▸ **WHAT YOU HAVE TO DO**
Each entry below is to be duplicated verbatim.

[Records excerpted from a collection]
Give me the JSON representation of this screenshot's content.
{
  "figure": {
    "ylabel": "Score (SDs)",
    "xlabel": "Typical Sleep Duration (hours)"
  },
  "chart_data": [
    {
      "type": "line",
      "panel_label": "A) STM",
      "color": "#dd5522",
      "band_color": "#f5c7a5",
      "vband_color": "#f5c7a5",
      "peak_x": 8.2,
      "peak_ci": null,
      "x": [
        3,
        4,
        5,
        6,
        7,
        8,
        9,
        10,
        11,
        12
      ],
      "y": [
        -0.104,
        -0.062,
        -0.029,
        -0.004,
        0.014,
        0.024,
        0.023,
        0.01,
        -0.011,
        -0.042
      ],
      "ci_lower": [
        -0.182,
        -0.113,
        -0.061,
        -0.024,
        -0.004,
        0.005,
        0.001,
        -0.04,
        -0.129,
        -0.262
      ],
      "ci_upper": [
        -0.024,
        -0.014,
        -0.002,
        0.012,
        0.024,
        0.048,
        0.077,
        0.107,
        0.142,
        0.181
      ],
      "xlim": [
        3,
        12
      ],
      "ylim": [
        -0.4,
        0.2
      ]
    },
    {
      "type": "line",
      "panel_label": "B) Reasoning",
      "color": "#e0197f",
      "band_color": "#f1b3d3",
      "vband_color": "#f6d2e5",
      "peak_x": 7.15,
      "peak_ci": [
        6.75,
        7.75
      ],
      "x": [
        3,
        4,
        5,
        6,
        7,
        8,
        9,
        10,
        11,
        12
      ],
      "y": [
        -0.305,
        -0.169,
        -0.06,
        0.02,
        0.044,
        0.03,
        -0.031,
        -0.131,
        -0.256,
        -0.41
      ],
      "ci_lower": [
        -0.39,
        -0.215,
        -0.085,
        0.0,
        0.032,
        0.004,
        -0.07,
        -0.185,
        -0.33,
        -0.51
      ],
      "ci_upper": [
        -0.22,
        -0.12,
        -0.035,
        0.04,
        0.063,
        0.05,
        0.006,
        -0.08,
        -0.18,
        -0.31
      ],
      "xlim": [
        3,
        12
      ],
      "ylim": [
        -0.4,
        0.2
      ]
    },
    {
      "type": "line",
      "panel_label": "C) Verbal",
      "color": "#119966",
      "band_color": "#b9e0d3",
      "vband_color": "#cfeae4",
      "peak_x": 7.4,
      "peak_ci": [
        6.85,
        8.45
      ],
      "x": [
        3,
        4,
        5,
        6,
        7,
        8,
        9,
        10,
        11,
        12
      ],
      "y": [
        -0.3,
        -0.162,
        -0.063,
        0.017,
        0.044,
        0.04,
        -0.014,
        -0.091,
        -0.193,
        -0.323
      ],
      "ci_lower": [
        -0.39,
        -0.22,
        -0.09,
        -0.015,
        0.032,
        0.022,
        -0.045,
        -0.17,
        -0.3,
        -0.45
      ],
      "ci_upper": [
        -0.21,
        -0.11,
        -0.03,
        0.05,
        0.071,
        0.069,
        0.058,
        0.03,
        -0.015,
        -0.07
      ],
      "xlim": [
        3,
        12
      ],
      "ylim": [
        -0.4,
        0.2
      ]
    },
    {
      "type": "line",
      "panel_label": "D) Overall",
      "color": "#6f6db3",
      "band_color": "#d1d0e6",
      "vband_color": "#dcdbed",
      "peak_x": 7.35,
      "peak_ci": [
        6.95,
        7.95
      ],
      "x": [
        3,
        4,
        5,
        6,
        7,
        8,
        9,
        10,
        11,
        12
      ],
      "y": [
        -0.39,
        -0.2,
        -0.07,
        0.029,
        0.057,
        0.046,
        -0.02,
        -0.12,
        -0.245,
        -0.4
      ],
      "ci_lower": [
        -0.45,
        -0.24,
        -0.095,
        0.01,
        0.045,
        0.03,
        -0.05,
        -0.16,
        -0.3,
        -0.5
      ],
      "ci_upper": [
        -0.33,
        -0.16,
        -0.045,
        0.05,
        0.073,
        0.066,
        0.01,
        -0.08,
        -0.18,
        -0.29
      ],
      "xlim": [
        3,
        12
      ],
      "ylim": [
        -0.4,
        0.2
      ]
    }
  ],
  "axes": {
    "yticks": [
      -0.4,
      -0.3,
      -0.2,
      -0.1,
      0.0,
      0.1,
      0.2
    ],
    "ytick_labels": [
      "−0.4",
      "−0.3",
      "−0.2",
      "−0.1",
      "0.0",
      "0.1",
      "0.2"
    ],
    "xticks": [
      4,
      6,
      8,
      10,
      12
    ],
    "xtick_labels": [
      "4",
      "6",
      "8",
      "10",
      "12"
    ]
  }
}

▸ **SOLUTION FOR THIS PROBLEM**
Give me the JSON representation of this screenshot's content.
{
  "figure": {
    "ylabel": "Score (SDs)",
    "xlabel": "Typical Sleep Duration (hours)"
  },
  "chart_data": [
    {
      "type": "line",
      "panel_label": "A) STM",
      "color": "#dd5522",
      "band_color": "#f5c7a5",
      "vband_color": "#f5c7a5",
      "peak_x": 8.2,
      "peak_ci": null,
      "x": [
        3,
        4,
        5,
        6,
        7,
        8,
        9,
        10,
        11,
        12
      ],
      "y": [
        -0.104,
        -0.062,
        -0.029,
        -0.004,
        0.014,
        0.024,
        0.023,
        0.01,
        -0.011,
        -0.042
      ],
      "ci_lower": [
        -0.182,
        -0.113,
        -0.061,
        -0.024,
        -0.004,
        0.005,
        0.001,
        -0.04,
        -0.129,
        -0.262
      ],
      "ci_upper": [
        -0.024,
        -0.014,
        -0.002,
        0.012,
        0.024,
        0.048,
        0.077,
        0.107,
        0.142,
        0.181
      ],
      "xlim": [
        3,
        12
      ],
      "ylim": [
        -0.4,
        0.2
      ]
    },
    {
      "type": "line",
      "panel_label": "B) Reasoning",
      "color": "#e0197f",
      "band_color": "#f1b3d3",
      "vband_color": "#f6d2e5",
      "peak_x": 7.15,
      "peak_ci": [
        6.75,
        7.75
      ],
      "x": [
        3,
        4,
        5,
        6,
        7,
        8,
        9,
        10,
        11,
        12
      ],
      "y": [
        -0.305,
        -0.169,
        -0.06,
        0.02,
        0.044,
        0.03,
        -0.031,
        -0.131,
        -0.256,
        -0.41
      ],
      "ci_lower": [
        -0.39,
        -0.215,
        -0.085,
        0.0,
        0.032,
        0.004,
        -0.07,
        -0.185,
        -0.33,
        -0.51
      ],
      "ci_upper": [
        -0.22,
        -0.12,
        -0.035,
        0.04,
        0.063,
        0.05,
        0.006,
        -0.08,
        -0.18,
        -0.31
      ],
      "xlim": [
        3,
        12
      ],
      "ylim": [
        -0.4,
        0.2
      ]
    },
    {
      "type": "line",
      "panel_label": "C) Verbal",
      "color": "#119966",
      "band_color": "#b9e0d3",
      "vband_color": "#cfeae4",
      "peak_x": 7.4,
      "peak_ci": [
        6.85,
        8.45
      ],
      "x": [
        3,
        4,
        5,
        6,
        7,
        8,
        9,
        10,
        11,
        12
      ],
      "y": [
        -0.3,
        -0.162,
        -0.063,
        0.017,
        0.044,
        0.04,
        -0.014,
        -0.091,
        -0.193,
        -0.323
      ],
      "ci_lower": [
        -0.39,
        -0.22,
        -0.09,
        -0.015,
        0.032,
        0.022,
        -0.045,
        -0.17,
        -0.3,
        -0.45
      ],
      "ci_upper": [
        -0.21,
        -0.11,
        -0.03,
        0.05,
        0.071,
        0.069,
        0.058,
        0.03,
        -0.015,
        -0.07
      ],
      "xlim": [
        3,
        12
      ],
      "ylim": [
        -0.4,
        0.2
      ]
    },
    {
      "type": "line",
      "panel_label": "D) Overall",
      "color": "#6f6db3",
      "band_color": "#d1d0e6",
      "vband_color": "#dcdbed",
      "peak_x": 7.35,
      "peak_ci": [
        6.95,
        7.95
      ],
      "x": [
        3,
        4,
        5,
        6,
        7,
        8,
        9,
        10,
        11,
        12
      ],
      "y": [
        -0.39,
        -0.2,
        -0.07,
        0.029,
        0.057,
        0.046,
        -0.02,
        -0.12,
        -0.245,
        -0.4
      ],
      "ci_lower": [
        -0.45,
        -0.24,
        -0.095,
        0.01,
        0.045,
        0.03,
        -0.05,
        -0.16,
        -0.3,
        -0.5
      ],
      "ci_upper": [
        -0.33,
        -0.16,
        -0.045,
        0.05,
        0.073,
        0.066,
        0.01,
        -0.08,
        -0.18,
        -0.29
      ],
      "xlim": [
        3,
        12
      ],
      "ylim": [
        -0.4,
        0.2
      ]
    }
  ],
  "axes": {
    "yticks": [
      -0.4,
      -0.3,
      -0.2,
      -0.1,
      0.0,
      0.1,
      0.2
    ],
    "ytick_labels": [
      "−0.4",
      "−0.3",
      "−0.2",
      "−0.1",
      "0.0",
      "0.1",
      "0.2"
    ],
    "xticks": [
      4,
      6,
      8,
      10,
      12
    ],
    "xtick_labels": [
      "4",
      "6",
      "8",
      "10",
      "12"
    ]
  }
}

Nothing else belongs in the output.